- **Instruction**: Extract each line holding the word "xlabel" from the entries.

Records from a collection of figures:
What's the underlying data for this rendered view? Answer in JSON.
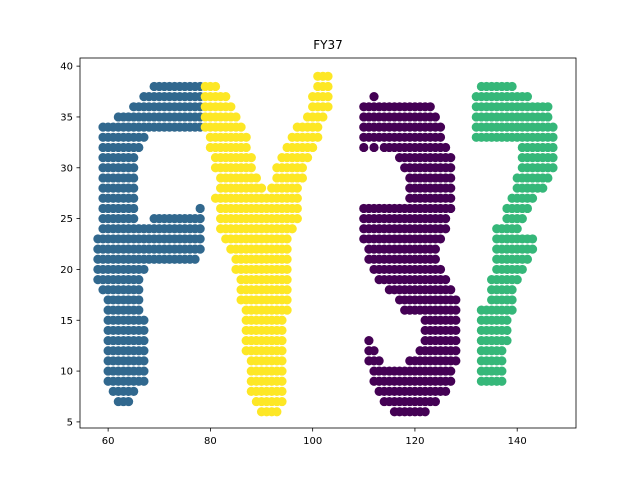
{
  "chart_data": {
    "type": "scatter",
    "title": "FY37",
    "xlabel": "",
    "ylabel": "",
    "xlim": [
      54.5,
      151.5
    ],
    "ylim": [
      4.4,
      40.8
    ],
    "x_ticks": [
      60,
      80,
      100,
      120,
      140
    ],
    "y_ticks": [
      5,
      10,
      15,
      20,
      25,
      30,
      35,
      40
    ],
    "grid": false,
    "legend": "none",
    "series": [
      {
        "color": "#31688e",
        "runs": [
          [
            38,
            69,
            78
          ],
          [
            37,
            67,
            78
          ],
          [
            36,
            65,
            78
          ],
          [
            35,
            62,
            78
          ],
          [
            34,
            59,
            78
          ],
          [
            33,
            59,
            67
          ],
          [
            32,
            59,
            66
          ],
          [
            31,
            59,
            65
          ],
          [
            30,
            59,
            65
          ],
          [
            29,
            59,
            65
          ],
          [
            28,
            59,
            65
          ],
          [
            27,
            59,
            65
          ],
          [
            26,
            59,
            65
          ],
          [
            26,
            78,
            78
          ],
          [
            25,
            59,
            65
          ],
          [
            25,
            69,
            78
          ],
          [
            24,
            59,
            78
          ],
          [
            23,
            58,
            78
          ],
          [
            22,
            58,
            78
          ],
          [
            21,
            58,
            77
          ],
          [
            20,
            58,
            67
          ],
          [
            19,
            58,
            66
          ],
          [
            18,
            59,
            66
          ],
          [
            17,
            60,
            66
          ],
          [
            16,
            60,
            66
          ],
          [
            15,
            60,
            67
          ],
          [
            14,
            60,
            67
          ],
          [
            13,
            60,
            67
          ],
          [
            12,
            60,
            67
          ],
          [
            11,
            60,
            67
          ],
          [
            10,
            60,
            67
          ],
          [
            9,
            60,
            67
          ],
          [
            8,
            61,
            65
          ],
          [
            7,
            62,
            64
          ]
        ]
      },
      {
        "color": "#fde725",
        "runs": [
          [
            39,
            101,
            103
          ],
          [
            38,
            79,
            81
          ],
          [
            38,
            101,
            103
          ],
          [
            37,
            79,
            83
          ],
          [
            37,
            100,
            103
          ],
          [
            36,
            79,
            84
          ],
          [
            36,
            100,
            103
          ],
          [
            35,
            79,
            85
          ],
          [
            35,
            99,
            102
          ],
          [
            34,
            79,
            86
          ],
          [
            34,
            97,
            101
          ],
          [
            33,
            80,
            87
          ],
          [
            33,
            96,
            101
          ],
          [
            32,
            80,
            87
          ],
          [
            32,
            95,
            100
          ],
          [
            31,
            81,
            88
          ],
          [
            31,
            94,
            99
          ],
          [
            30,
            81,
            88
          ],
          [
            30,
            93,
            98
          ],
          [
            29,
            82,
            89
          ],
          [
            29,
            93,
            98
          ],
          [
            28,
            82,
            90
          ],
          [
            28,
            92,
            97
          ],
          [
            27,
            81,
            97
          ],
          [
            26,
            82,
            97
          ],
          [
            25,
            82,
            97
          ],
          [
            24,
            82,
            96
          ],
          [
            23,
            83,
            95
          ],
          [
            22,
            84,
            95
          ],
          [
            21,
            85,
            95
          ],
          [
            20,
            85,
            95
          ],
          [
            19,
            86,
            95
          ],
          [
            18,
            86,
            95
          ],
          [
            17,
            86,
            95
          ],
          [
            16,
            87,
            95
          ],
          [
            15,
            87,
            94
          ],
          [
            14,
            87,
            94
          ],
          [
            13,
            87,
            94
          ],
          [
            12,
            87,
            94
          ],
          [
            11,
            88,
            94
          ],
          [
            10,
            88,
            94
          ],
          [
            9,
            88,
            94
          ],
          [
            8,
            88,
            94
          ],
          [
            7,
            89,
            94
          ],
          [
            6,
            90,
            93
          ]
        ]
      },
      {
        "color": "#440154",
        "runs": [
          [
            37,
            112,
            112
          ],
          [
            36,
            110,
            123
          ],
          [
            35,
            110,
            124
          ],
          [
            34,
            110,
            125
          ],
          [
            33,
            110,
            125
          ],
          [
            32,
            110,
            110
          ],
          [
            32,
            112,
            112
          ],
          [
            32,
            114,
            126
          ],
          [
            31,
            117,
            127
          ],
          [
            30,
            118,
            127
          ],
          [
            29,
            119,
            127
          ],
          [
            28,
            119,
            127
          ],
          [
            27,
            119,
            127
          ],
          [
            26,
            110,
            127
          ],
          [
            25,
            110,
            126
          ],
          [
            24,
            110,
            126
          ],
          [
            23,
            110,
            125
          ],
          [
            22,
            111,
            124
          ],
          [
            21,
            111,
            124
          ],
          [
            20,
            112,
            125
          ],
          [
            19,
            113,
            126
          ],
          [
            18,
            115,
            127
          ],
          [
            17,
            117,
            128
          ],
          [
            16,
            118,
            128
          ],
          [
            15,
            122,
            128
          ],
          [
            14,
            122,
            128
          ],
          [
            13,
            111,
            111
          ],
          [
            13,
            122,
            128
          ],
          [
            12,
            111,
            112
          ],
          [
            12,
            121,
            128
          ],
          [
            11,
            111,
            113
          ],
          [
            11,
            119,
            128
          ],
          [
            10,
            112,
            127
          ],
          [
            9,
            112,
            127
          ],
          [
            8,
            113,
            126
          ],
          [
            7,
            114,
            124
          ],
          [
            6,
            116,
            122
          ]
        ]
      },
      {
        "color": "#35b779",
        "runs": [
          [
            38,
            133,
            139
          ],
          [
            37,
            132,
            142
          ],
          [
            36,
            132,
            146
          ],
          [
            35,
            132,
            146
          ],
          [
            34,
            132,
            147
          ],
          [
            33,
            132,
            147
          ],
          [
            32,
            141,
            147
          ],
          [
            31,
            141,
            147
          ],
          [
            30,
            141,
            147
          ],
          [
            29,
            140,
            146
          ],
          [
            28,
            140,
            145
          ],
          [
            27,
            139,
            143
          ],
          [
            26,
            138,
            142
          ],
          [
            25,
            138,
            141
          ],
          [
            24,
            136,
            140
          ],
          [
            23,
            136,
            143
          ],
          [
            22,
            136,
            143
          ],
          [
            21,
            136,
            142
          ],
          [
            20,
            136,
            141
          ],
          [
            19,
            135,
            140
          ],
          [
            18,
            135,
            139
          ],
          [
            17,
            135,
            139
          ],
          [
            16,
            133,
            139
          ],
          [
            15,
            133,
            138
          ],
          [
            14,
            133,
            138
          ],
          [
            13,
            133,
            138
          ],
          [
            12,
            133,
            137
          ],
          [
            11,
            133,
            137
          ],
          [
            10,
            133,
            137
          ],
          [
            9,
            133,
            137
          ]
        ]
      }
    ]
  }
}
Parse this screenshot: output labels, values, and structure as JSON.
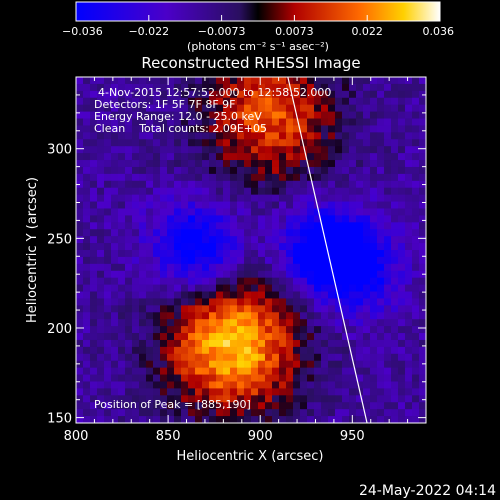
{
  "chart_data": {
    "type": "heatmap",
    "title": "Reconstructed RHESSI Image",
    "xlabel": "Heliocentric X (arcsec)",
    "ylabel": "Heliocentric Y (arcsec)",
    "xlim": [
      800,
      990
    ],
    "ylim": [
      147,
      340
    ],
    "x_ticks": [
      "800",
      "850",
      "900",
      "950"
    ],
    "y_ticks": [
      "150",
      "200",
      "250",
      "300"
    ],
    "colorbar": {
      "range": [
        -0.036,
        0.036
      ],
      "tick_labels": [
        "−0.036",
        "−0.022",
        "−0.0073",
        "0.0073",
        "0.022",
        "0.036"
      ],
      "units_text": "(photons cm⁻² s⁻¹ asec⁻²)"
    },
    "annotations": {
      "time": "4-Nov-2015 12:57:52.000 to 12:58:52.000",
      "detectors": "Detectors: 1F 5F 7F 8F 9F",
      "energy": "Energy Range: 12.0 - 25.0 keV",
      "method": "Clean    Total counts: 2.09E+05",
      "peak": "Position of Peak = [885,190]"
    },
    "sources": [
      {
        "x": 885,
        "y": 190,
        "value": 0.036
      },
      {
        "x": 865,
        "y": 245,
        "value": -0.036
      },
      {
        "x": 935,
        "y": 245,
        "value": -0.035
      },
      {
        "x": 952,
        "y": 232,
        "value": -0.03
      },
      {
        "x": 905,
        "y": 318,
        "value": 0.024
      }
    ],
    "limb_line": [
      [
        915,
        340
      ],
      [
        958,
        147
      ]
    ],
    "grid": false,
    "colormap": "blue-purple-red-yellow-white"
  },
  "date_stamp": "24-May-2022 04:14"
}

- **Exercise solution**:
    "xlabel": "",
    "xlabel": "Heliocentric X (arcsec)",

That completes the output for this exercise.